***** RECORDS SHOWN
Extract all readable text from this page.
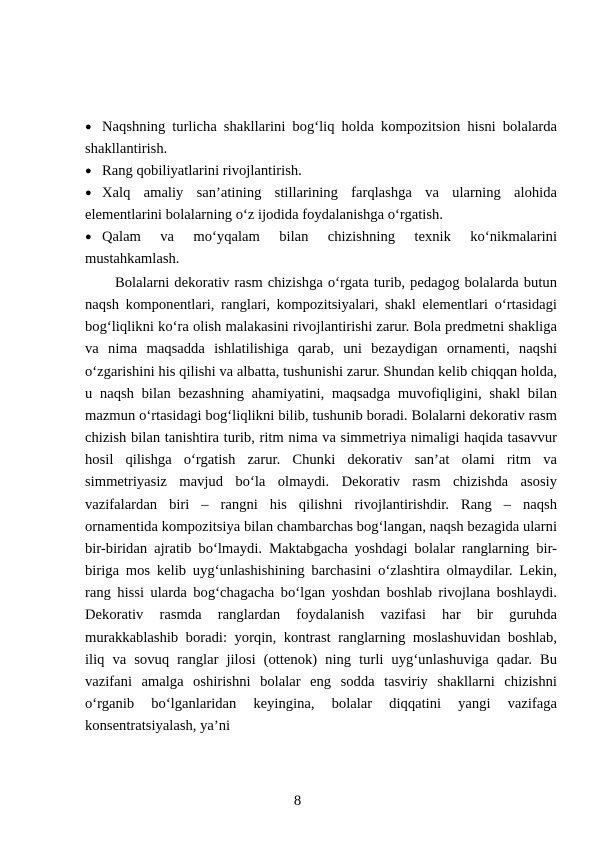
● Naqshning turlicha shakllarini bog‘liq holda kompozitsion hisni bolalarda shakllantirish.
● Rang qobiliyatlarini rivojlantirish.
● Xalq amaliy san’atining stillarining farqlashga va ularning alohida elementlarini bolalarning o‘z ijodida foydalanishga o‘rgatish.
● Qalam va mo‘yqalam bilan chizishning texnik ko‘nikmalarini mustahkamlash.
Bolalarni dekorativ rasm chizishga o‘rgata turib, pedagog bolalarda butun naqsh komponentlari, ranglari, kompozitsiyalari, shakl elementlari o‘rtasidagi bog‘liqlikni ko‘ra olish malakasini rivojlantirishi zarur. Bola predmetni shakliga va nima maqsadda ishlatilishiga qarab, uni bezaydigan ornamenti, naqshi o‘zgarishini his qilishi va albatta, tushunishi zarur. Shundan kelib chiqqan holda, u naqsh bilan bezashning ahamiyatini, maqsadga muvofiqligini, shakl bilan mazmun o‘rtasidagi bog‘liqlikni bilib, tushunib boradi. Bolalarni dekorativ rasm chizish bilan tanishtira turib, ritm nima va simmetriya nimaligi haqida tasavvur hosil qilishga o‘rgatish zarur. Chunki dekorativ san’at olami ritm va simmetriyasiz mavjud bo‘la olmaydi. Dekorativ rasm chizishda asosiy vazifalardan biri – rangni his qilishni rivojlantirishdir. Rang – naqsh ornamentida kompozitsiya bilan chambarchas bog‘langan, naqsh bezagida ularni bir-biridan ajratib bo‘lmaydi. Maktabgacha yoshdagi bolalar ranglarning bir-biriga mos kelib uyg‘unlashishining barchasini o‘zlashtira olmaydilar. Lekin, rang hissi ularda bog‘chagacha bo‘lgan yoshdan boshlab rivojlana boshlaydi. Dekorativ rasmda ranglardan foydalanish vazifasi har bir guruhda murakkablashib boradi: yorqin, kontrast ranglarning moslashuvidan boshlab, iliq va sovuq ranglar jilosi (ottenok) ning turli uyg‘unlashuviga qadar. Bu vazifani amalga oshirishni bolalar eng sodda tasviriy shakllarni chizishni o‘rganib bo‘lganlaridan keyingina, bolalar diqqatini yangi vazifaga konsentratsiyalash, ya’ni
8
**********
WHAT IS BEING ASKED » From the listing above, pick out each line where the word "Rang" appears.

RESPONSE FOR THIS EXERCISE »
● Rang qobiliyatlarini rivojlantirish.
Bolalarni dekorativ rasm chizishga o‘rgata turib, pedagog bolalarda butun naqsh komponentlari, ranglari, kompozitsiyalari, shakl elementlari o‘rtasidagi bog‘liqlikni ko‘ra olish malakasini rivojlantirishi zarur. Bola predmetni shakliga va nima maqsadda ishlatilishiga qarab, uni bezaydigan ornamenti, naqshi o‘zgarishini his qilishi va albatta, tushunishi zarur. Shundan kelib chiqqan holda, u naqsh bilan bezashning ahamiyatini, maqsadga muvofiqligini, shakl bilan mazmun o‘rtasidagi bog‘liqlikni bilib, tushunib boradi. Bolalarni dekorativ rasm chizish bilan tanishtira turib, ritm nima va simmetriya nimaligi haqida tasavvur hosil qilishga o‘rgatish zarur. Chunki dekorativ san’at olami ritm va simmetriyasiz mavjud bo‘la olmaydi. Dekorativ rasm chizishda asosiy vazifalardan biri – rangni his qilishni rivojlantirishdir. Rang – naqsh ornamentida kompozitsiya bilan chambarchas bog‘langan, naqsh bezagida ularni bir-biridan ajratib bo‘lmaydi. Maktabgacha yoshdagi bolalar ranglarning bir-biriga mos kelib uyg‘unlashishining barchasini o‘zlashtira olmaydilar. Lekin, rang hissi ularda bog‘chagacha bo‘lgan yoshdan boshlab rivojlana boshlaydi. Dekorativ rasmda ranglardan foydalanish vazifasi har bir guruhda murakkablashib boradi: yorqin, kontrast ranglarning moslashuvidan boshlab, iliq va sovuq ranglar jilosi (ottenok) ning turli uyg‘unlashuviga qadar. Bu vazifani amalga oshirishni bolalar eng sodda tasviriy shakllarni chizishni o‘rganib bo‘lganlaridan keyingina, bolalar diqqatini yangi vazifaga konsentratsiyalash, ya’ni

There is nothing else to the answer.